■ Your objective
Every line that contains "grounded" must be located and copied from the data.

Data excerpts
===============
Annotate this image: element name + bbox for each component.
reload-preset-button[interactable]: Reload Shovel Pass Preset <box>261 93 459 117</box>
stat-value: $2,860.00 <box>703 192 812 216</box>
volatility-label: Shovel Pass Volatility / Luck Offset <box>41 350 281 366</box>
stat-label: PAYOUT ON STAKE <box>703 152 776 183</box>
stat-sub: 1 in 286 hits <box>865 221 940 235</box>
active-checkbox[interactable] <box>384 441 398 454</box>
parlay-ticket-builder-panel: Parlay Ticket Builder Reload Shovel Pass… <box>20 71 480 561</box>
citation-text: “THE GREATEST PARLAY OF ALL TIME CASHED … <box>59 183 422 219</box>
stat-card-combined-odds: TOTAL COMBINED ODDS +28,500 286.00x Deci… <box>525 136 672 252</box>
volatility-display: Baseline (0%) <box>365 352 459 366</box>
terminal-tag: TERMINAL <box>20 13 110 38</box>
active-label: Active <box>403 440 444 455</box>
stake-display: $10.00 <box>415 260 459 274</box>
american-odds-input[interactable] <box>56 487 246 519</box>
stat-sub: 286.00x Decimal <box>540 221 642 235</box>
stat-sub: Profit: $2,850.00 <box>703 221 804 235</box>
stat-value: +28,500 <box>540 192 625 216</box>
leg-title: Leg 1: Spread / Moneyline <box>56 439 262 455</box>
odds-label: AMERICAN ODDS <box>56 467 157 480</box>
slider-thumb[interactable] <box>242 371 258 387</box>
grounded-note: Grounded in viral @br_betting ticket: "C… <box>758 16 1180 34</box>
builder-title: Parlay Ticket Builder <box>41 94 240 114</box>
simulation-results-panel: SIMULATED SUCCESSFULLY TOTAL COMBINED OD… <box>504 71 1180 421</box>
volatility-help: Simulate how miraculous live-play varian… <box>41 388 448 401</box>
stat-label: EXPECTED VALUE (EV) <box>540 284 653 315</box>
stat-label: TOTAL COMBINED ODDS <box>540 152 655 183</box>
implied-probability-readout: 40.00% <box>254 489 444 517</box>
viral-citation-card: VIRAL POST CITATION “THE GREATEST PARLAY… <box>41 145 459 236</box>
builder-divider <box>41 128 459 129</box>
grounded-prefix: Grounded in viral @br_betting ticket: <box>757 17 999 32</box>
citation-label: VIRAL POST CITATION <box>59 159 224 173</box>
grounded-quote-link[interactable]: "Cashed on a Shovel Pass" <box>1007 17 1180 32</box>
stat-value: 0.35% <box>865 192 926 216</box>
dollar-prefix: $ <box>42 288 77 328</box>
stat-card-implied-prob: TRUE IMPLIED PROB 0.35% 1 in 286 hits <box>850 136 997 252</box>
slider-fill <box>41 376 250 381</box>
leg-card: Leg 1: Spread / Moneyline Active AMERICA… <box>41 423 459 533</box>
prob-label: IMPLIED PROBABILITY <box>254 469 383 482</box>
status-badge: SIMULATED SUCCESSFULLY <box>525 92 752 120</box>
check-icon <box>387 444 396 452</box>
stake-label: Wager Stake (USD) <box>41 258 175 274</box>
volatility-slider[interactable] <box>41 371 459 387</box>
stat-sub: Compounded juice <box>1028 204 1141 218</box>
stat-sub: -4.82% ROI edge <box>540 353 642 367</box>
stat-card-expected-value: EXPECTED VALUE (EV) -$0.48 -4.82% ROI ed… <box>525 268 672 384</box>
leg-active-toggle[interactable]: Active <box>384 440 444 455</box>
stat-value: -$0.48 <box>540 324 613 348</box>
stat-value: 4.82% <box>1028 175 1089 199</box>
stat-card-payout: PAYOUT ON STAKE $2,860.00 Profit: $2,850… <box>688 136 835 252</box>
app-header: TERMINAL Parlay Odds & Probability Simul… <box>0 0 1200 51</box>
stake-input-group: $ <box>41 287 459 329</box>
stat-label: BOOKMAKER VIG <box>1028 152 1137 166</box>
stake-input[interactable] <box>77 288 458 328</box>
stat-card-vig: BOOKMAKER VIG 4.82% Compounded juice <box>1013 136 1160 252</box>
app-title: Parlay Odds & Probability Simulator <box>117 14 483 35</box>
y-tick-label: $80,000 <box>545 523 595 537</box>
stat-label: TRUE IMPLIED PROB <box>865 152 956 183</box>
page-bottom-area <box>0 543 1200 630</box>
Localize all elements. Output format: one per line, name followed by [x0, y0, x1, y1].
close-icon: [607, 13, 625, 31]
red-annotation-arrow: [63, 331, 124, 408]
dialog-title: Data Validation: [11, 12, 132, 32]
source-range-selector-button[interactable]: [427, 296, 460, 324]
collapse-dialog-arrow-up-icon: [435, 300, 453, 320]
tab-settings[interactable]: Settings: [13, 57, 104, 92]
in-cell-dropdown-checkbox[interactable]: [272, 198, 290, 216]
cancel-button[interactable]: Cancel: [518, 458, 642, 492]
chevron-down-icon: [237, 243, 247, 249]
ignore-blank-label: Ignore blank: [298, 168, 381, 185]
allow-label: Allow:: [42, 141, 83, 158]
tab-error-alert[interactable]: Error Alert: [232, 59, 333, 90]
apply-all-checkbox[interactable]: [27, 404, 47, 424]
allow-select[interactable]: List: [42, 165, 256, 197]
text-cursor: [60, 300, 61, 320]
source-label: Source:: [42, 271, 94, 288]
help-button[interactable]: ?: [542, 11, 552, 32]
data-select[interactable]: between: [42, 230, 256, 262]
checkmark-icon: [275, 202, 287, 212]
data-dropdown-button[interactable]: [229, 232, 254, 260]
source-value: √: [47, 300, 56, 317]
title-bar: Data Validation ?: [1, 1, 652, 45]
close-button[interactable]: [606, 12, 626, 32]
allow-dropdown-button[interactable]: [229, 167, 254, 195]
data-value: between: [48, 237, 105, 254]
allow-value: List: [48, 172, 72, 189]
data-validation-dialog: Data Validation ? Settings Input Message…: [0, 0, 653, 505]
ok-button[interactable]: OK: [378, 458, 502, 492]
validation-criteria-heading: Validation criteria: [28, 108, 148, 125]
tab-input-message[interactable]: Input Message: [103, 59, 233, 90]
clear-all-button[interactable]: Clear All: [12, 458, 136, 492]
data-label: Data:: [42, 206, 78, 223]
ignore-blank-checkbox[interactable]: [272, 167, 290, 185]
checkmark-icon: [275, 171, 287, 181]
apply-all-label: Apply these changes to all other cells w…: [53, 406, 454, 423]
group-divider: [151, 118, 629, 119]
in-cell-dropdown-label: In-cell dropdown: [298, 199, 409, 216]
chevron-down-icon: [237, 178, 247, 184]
===============
■ Solved exercise
grounded-note: Grounded in viral @br_betting ticket: "C… <box>758 16 1180 34</box>
grounded-prefix: Grounded in viral @br_betting ticket: <box>757 17 999 32</box>
grounded-quote-link[interactable]: "Cashed on a Shovel Pass" <box>1007 17 1180 32</box>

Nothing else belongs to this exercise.